*Tarefa a realizar*
Edite o trecho do texto sobre Taboucinhas que começa em "O homem passou" e vai até "eram muito adversas.", substituindo "burro" por "jumento", e apresente-o novamente.

*Texto fornecido*
◇ ◇ ◇
Taboucinhas guarda a história do "Ti" Secundino. Na verdade, ninguém sabe dizer de onde veio o "Ti" Secundino, apesar de ainda existir muita gente que o conheceu. Dizem que apareceu em Cabril com uma filha, pois antigamente aparecia assim muita gente que ficava a dormir nos palheiros. Havia muitos pobres, muita gente a fazer esse modo de vida. Ninguém sabia qual era a terra dele, alguns dizem ser de Cabeceiras, outros de Fafe e ainda aqueles que afirmam ser de Celorico. Veio para Cabril como resineiro e acabou por ficar, fixando residência no lugar de Cavalos, no sítio da Balteira e por lá ficou, até que teve a possibilidade de comprar uma parcela de terreno a comissão fabriqueira de Cabril. Porém, o pedaço de terreno era muito longe das aldeias, demasiado longe, e estava localizado em Taboucinhas, mesmo no começo da serra. Isso não o desanimou o "Ti" Secundino, que murou o pedaço de terreno, cavou, lavrou, procurou água, fez duas poças, construiu casa.

O homem passou a morar em Taboucinhas, cultivava batatas e milho na sua época, couves, vinho, tinha árvores de fruto, chegou a criar porcos e galinhas. Apesar de ter a residência na aldeia de Cavalos, o "Ti" Secundino e o seu burro, só desciam quando as condições eram muito adversas.

Com a morte do "Ti" Secundino, tudo em Taboucinhas e na sua "mini" branda morreu. A casa acabou por arder, restam as paredes. As cerejeiras caíram, as vides morreram, as couves e as batatas deram lugar a silvas, tojos e fetos, sinais do tempo...
◇ ◇ ◇
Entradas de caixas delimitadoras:
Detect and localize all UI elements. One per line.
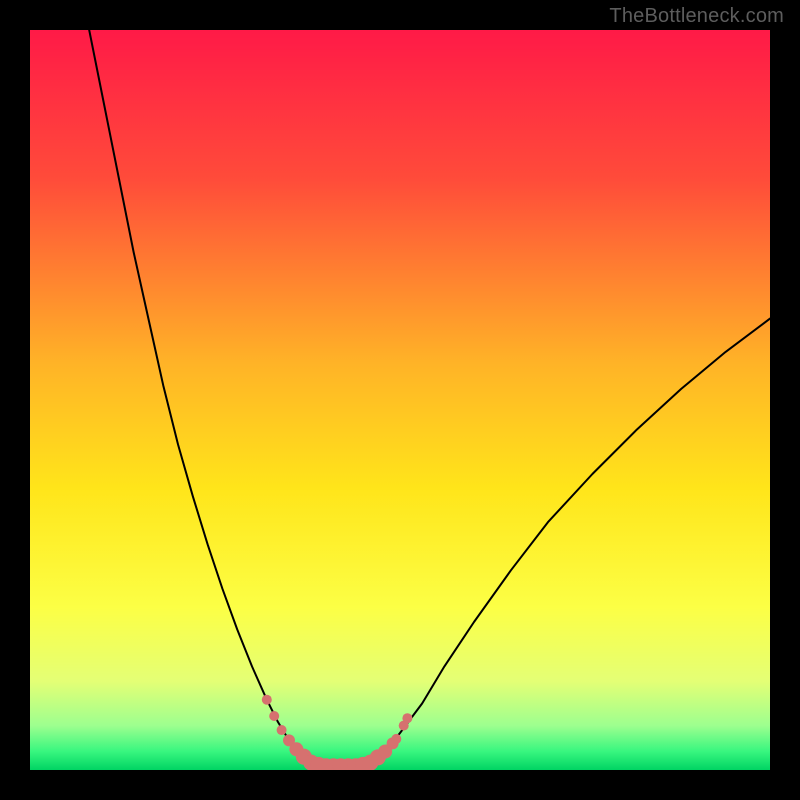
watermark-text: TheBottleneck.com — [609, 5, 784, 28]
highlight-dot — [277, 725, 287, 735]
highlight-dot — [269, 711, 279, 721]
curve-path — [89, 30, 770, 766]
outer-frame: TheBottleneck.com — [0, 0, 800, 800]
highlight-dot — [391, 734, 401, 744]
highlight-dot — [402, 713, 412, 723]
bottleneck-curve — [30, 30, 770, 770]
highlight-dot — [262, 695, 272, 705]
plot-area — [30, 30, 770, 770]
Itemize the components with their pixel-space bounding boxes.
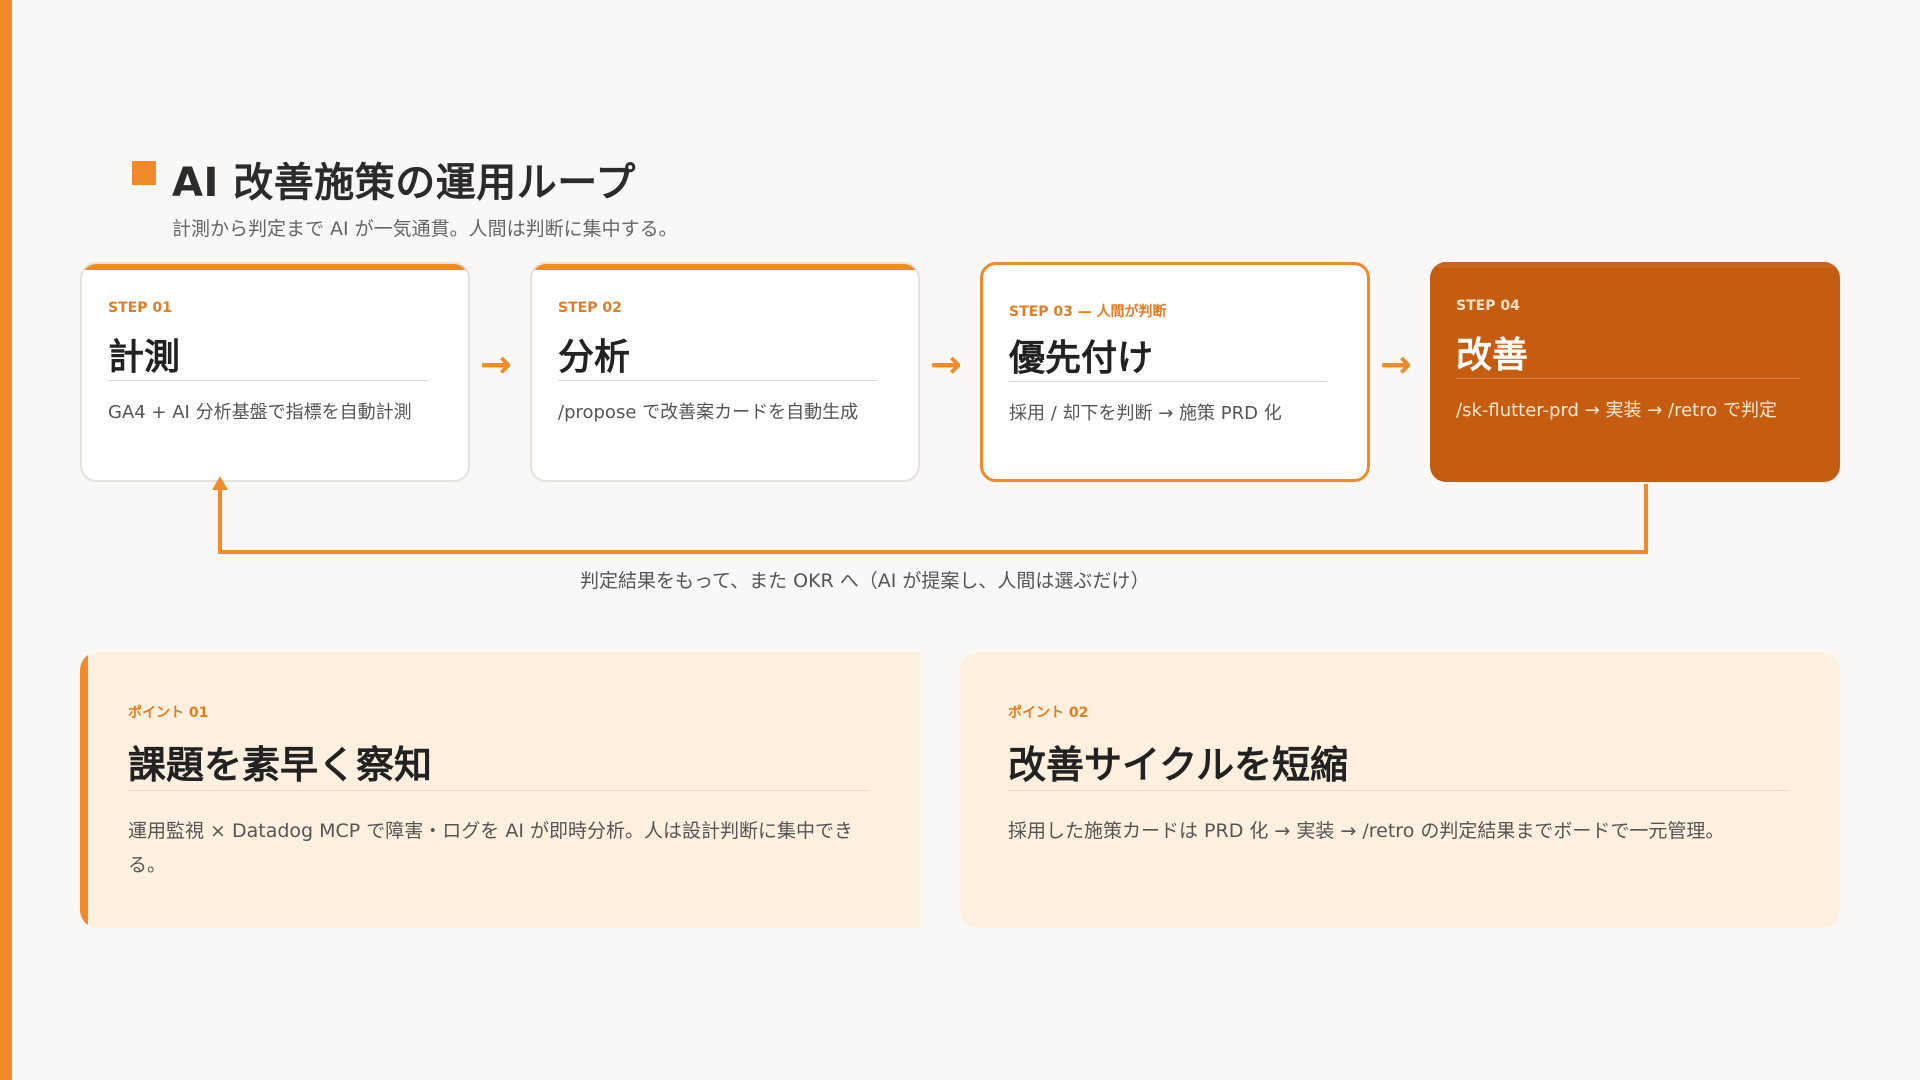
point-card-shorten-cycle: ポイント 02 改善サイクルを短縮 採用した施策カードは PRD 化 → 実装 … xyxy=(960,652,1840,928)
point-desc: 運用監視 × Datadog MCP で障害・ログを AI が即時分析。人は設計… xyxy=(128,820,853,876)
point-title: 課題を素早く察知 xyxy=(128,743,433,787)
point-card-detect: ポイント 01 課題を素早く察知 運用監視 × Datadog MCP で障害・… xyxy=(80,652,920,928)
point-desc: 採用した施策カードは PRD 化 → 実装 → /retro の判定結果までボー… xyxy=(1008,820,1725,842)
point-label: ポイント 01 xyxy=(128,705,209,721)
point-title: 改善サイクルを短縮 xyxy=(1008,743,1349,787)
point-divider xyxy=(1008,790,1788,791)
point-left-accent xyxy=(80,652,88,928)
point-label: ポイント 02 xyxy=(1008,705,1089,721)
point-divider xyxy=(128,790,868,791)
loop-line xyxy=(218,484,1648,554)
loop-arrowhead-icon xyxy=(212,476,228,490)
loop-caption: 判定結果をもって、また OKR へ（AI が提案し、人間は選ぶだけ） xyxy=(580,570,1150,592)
◇ ◇ ◇
*Resposta final*
O homem passou a morar em Taboucinhas, cultivava batatas e milho na sua época, couves, vinho, tinha árvores de fruto, chegou a criar porcos e galinhas. Apesar de ter a residência na aldeia de Cavalos, o "Ti" Secundino e o seu jumento, só desciam quando as condições eram muito adversas.